_Document segment_.
↓↓↓

Promoted clubs from the 2024 URBA Second division (Primera A) were La Plata and Los Tilos which replaced Champagnat and Atlético del Rosario that had been relegated in the previous season.

Newman won their first league championship after defeating SIC 15–3 in the final. On the other hand, San Luis was relegated to Primera A (the second division) via playoffs.

== Format ==
The 12 clubs played each other in a double round-robin tournament. As this was the last URBA edition with 12 teams so since 2026 it would be expanded to 14 teams, none of the participants were directly relegated. Instead, the last placed team played a promotion and relegation match ("Permanencia") to decide which team would remain in the division or would be relegated to the second level.

↑↑↑

_Problem A_.
Decide whether each statement agrees with the URBA championship text. Answer yes or no, and quote the words from the text that decide it.
(i) Newman defeated SIC in the final.
(ii) Two clubs were directly relegated that season.
(iii) The clubs met each other only once during the tournament.
_Problem B_. From the URBA championship text, extract everything from "Promoted clubs from" down to "the previous season.".

_Given data_.

↓↓↓

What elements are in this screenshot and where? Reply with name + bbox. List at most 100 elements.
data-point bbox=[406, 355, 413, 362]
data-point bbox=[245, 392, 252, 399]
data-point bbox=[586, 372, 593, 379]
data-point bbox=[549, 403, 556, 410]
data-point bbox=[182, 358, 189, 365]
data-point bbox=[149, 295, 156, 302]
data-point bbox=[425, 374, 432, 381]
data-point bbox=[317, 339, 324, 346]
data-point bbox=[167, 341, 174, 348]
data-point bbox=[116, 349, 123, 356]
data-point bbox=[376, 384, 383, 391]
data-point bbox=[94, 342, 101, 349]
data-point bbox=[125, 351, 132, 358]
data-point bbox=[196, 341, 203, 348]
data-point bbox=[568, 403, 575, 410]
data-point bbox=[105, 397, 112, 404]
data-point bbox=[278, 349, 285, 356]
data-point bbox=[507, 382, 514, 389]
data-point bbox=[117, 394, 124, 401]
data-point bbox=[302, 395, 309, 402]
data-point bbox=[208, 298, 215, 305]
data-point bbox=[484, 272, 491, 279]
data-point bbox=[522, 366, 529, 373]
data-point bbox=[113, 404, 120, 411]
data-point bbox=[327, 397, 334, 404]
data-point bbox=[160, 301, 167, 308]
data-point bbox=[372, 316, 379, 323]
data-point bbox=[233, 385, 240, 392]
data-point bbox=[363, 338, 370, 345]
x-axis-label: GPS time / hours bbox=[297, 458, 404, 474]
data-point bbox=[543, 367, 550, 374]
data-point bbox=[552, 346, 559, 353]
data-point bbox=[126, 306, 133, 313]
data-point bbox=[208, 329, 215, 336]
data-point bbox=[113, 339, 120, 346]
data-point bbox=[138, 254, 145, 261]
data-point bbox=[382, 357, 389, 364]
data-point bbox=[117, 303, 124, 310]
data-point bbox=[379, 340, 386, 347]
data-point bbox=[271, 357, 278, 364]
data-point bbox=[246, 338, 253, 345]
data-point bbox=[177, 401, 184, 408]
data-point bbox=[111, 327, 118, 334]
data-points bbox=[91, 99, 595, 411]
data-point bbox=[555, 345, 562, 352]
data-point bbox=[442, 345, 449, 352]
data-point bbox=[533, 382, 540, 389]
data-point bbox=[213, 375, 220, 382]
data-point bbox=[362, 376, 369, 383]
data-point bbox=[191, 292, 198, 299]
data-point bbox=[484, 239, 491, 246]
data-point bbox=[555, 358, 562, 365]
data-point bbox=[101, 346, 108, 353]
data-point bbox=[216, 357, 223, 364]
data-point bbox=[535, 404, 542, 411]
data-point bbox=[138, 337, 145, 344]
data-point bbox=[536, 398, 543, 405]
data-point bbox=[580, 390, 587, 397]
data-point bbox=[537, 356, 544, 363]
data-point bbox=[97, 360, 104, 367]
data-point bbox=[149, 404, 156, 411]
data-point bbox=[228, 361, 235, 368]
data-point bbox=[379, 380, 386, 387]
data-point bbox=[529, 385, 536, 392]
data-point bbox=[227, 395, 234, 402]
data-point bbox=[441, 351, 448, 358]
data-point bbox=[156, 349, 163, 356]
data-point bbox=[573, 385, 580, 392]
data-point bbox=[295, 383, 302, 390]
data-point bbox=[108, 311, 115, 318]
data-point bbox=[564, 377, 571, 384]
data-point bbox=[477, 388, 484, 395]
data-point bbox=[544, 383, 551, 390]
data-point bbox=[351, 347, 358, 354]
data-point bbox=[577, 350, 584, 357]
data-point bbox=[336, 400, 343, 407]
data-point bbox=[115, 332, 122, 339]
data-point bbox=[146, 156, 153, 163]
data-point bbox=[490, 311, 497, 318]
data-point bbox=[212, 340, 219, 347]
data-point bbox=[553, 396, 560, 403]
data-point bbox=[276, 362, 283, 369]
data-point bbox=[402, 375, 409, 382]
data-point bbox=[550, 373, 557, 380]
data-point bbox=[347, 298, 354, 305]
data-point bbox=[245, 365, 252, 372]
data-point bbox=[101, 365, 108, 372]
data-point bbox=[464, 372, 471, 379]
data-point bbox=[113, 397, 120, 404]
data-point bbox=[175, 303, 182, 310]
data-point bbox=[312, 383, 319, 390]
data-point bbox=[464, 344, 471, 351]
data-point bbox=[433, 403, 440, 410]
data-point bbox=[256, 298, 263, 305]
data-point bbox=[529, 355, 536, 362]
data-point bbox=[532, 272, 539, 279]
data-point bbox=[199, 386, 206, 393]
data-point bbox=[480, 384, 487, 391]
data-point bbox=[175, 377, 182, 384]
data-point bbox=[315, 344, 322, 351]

↑↑↑

_Worked solution A_.
(i) Yes: "Newman won their first league championship after defeating SIC 15–3 in the final."
(ii) No: "none of the participants were directly relegated."
(iii) No: "The 12 clubs played each other in a double round-robin tournament."

_Worked solution B_.
Promoted clubs from the 2024 URBA Second division (Primera A) were La Plata and Los Tilos which replaced Champagnat and Atlético del Rosario that had been relegated in the previous season.